→ STATED GOAL: Find every line with the word "name" and give their count, nothing else.

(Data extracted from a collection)
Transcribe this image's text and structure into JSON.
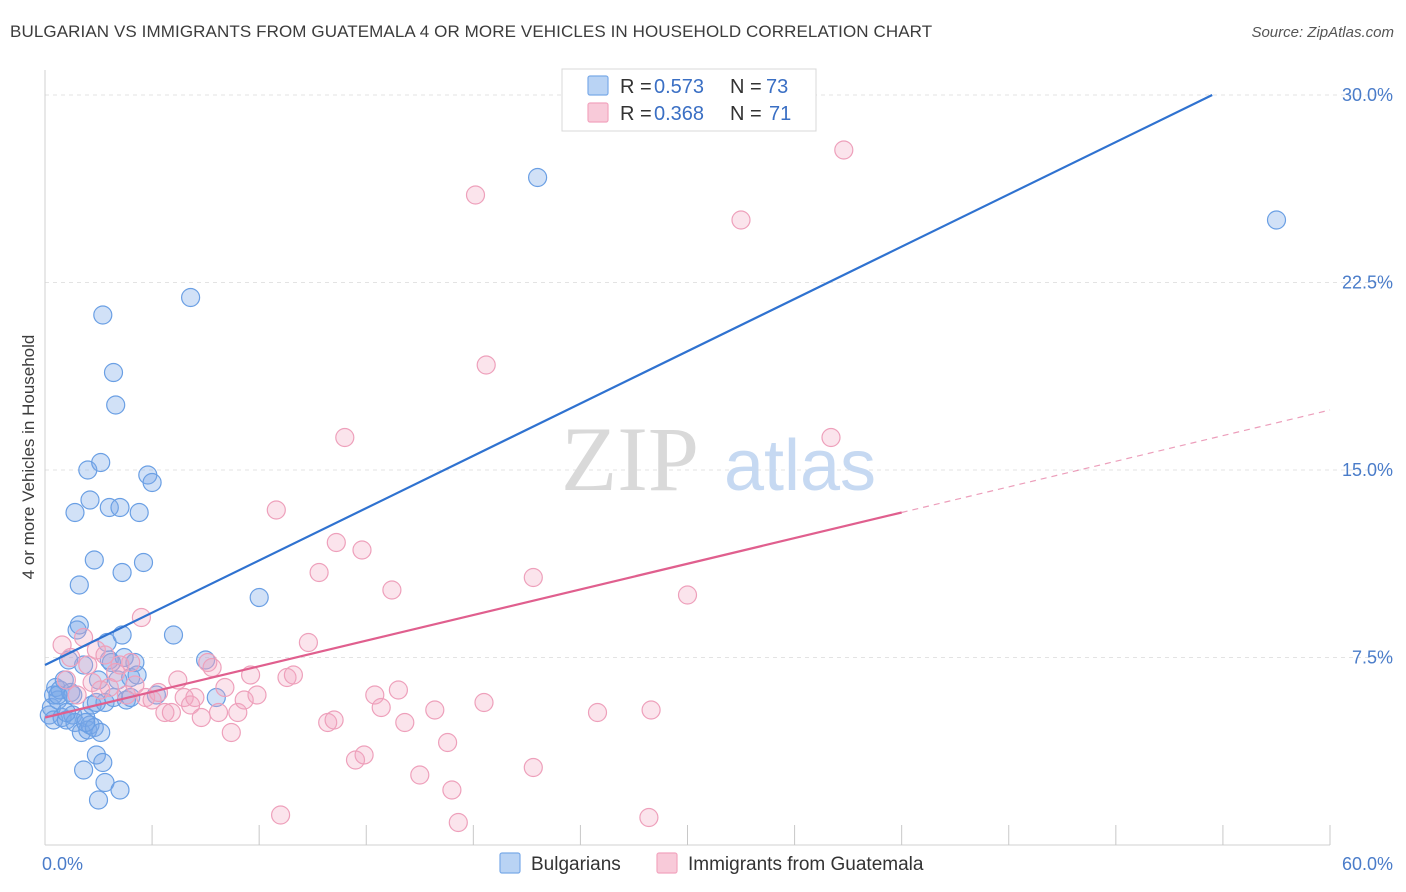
{
  "title": "BULGARIAN VS IMMIGRANTS FROM GUATEMALA 4 OR MORE VEHICLES IN HOUSEHOLD CORRELATION CHART",
  "source": "Source: ZipAtlas.com",
  "watermark": {
    "zip": "ZIP",
    "atlas": "atlas"
  },
  "chart_data": {
    "type": "scatter",
    "title": "BULGARIAN VS IMMIGRANTS FROM GUATEMALA 4 OR MORE VEHICLES IN HOUSEHOLD CORRELATION CHART",
    "xlabel": "",
    "ylabel": "4 or more Vehicles in Household",
    "xlim": [
      0,
      60
    ],
    "ylim": [
      0,
      31
    ],
    "x_tick_labels": [
      {
        "value": 0,
        "label": "0.0%"
      },
      {
        "value": 60,
        "label": "60.0%"
      }
    ],
    "y_tick_labels": [
      {
        "value": 7.5,
        "label": "7.5%"
      },
      {
        "value": 15,
        "label": "15.0%"
      },
      {
        "value": 22.5,
        "label": "22.5%"
      },
      {
        "value": 30,
        "label": "30.0%"
      }
    ],
    "grid": true,
    "legend_position": "top-center",
    "stats_legend": [
      {
        "r_label": "R = ",
        "r_value": "0.573",
        "n_label": "N = ",
        "n_value": "73",
        "color": "#7aaae8"
      },
      {
        "r_label": "R = ",
        "r_value": "0.368",
        "n_label": "N = ",
        "n_value": "71",
        "color": "#f2a5bf"
      }
    ],
    "series": [
      {
        "name": "Bulgarians",
        "color": "#7aaae8",
        "line_color": "#2f72d0",
        "trend": {
          "x0": 0,
          "y0": 7.2,
          "x1": 54.5,
          "y1": 30.0
        },
        "points": [
          [
            0.2,
            5.2
          ],
          [
            0.3,
            5.5
          ],
          [
            0.4,
            6.0
          ],
          [
            0.5,
            6.3
          ],
          [
            0.6,
            5.8
          ],
          [
            0.4,
            5.0
          ],
          [
            0.7,
            6.2
          ],
          [
            0.8,
            5.1
          ],
          [
            0.9,
            6.6
          ],
          [
            1.0,
            5.0
          ],
          [
            1.1,
            7.4
          ],
          [
            1.2,
            6.1
          ],
          [
            1.3,
            5.2
          ],
          [
            1.4,
            4.9
          ],
          [
            1.5,
            8.6
          ],
          [
            1.6,
            8.8
          ],
          [
            1.7,
            4.5
          ],
          [
            1.8,
            7.2
          ],
          [
            1.9,
            5.1
          ],
          [
            2.0,
            4.6
          ],
          [
            2.1,
            4.8
          ],
          [
            2.2,
            5.6
          ],
          [
            2.3,
            4.7
          ],
          [
            2.4,
            3.6
          ],
          [
            2.5,
            6.6
          ],
          [
            2.6,
            4.5
          ],
          [
            2.7,
            3.3
          ],
          [
            2.8,
            5.7
          ],
          [
            2.9,
            8.1
          ],
          [
            3.0,
            7.4
          ],
          [
            3.2,
            5.9
          ],
          [
            3.4,
            6.6
          ],
          [
            3.6,
            8.4
          ],
          [
            3.8,
            5.8
          ],
          [
            4.0,
            6.7
          ],
          [
            4.2,
            7.3
          ],
          [
            0.6,
            6.0
          ],
          [
            1.0,
            5.3
          ],
          [
            1.3,
            6.0
          ],
          [
            2.4,
            5.7
          ],
          [
            1.4,
            13.3
          ],
          [
            1.6,
            10.4
          ],
          [
            1.8,
            3.0
          ],
          [
            2.0,
            15.0
          ],
          [
            2.1,
            13.8
          ],
          [
            2.3,
            11.4
          ],
          [
            2.5,
            1.8
          ],
          [
            2.6,
            15.3
          ],
          [
            2.7,
            21.2
          ],
          [
            2.8,
            2.5
          ],
          [
            3.0,
            13.5
          ],
          [
            3.2,
            18.9
          ],
          [
            3.3,
            17.6
          ],
          [
            3.5,
            13.5
          ],
          [
            3.6,
            10.9
          ],
          [
            3.5,
            2.2
          ],
          [
            3.7,
            7.5
          ],
          [
            4.0,
            5.9
          ],
          [
            4.3,
            6.8
          ],
          [
            4.4,
            13.3
          ],
          [
            4.6,
            11.3
          ],
          [
            4.8,
            14.8
          ],
          [
            5.0,
            14.5
          ],
          [
            5.2,
            6.0
          ],
          [
            6.0,
            8.4
          ],
          [
            6.8,
            21.9
          ],
          [
            7.5,
            7.4
          ],
          [
            8.0,
            5.9
          ],
          [
            10.0,
            9.9
          ],
          [
            23.0,
            26.7
          ],
          [
            57.5,
            25.0
          ],
          [
            3.1,
            7.3
          ],
          [
            1.9,
            4.9
          ]
        ]
      },
      {
        "name": "Immigrants from Guatemala",
        "color": "#f2a5bf",
        "line_color": "#e05f8e",
        "trend": {
          "x0": 0,
          "y0": 5.1,
          "x1": 40.0,
          "y1": 13.3
        },
        "trend_dashed": {
          "x0": 40.0,
          "y0": 13.3,
          "x1": 60.0,
          "y1": 17.4
        },
        "points": [
          [
            0.8,
            8.0
          ],
          [
            1.0,
            6.6
          ],
          [
            1.2,
            7.5
          ],
          [
            1.5,
            6.0
          ],
          [
            1.8,
            8.3
          ],
          [
            2.0,
            7.2
          ],
          [
            2.2,
            6.5
          ],
          [
            2.4,
            7.8
          ],
          [
            2.6,
            6.2
          ],
          [
            2.8,
            7.6
          ],
          [
            3.0,
            6.3
          ],
          [
            3.3,
            6.9
          ],
          [
            3.5,
            7.2
          ],
          [
            3.8,
            6.0
          ],
          [
            4.0,
            7.3
          ],
          [
            4.2,
            6.4
          ],
          [
            4.5,
            9.1
          ],
          [
            4.7,
            5.9
          ],
          [
            5.0,
            5.8
          ],
          [
            5.3,
            6.1
          ],
          [
            5.6,
            5.3
          ],
          [
            5.9,
            5.3
          ],
          [
            6.2,
            6.6
          ],
          [
            6.5,
            5.9
          ],
          [
            6.8,
            5.6
          ],
          [
            7.0,
            5.9
          ],
          [
            7.3,
            5.1
          ],
          [
            7.6,
            7.3
          ],
          [
            7.8,
            7.1
          ],
          [
            8.1,
            5.3
          ],
          [
            8.4,
            6.3
          ],
          [
            8.7,
            4.5
          ],
          [
            9.0,
            5.3
          ],
          [
            9.3,
            5.8
          ],
          [
            9.6,
            6.8
          ],
          [
            9.9,
            6.0
          ],
          [
            11.3,
            6.7
          ],
          [
            11.6,
            6.8
          ],
          [
            12.3,
            8.1
          ],
          [
            13.2,
            4.9
          ],
          [
            13.5,
            5.0
          ],
          [
            14.5,
            3.4
          ],
          [
            14.9,
            3.6
          ],
          [
            15.4,
            6.0
          ],
          [
            15.7,
            5.5
          ],
          [
            16.5,
            6.2
          ],
          [
            16.8,
            4.9
          ],
          [
            17.5,
            2.8
          ],
          [
            18.2,
            5.4
          ],
          [
            18.8,
            4.1
          ],
          [
            19.0,
            2.2
          ],
          [
            19.3,
            0.9
          ],
          [
            20.5,
            5.7
          ],
          [
            22.8,
            3.1
          ],
          [
            25.8,
            5.3
          ],
          [
            28.3,
            5.4
          ],
          [
            11.0,
            1.2
          ],
          [
            28.2,
            1.1
          ],
          [
            10.8,
            13.4
          ],
          [
            12.8,
            10.9
          ],
          [
            13.6,
            12.1
          ],
          [
            14.0,
            16.3
          ],
          [
            14.8,
            11.8
          ],
          [
            16.2,
            10.2
          ],
          [
            20.1,
            26.0
          ],
          [
            20.6,
            19.2
          ],
          [
            22.8,
            10.7
          ],
          [
            30.0,
            10.0
          ],
          [
            32.5,
            25.0
          ],
          [
            36.7,
            16.3
          ],
          [
            37.3,
            27.8
          ]
        ]
      }
    ]
  }
}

→ RESULT: 2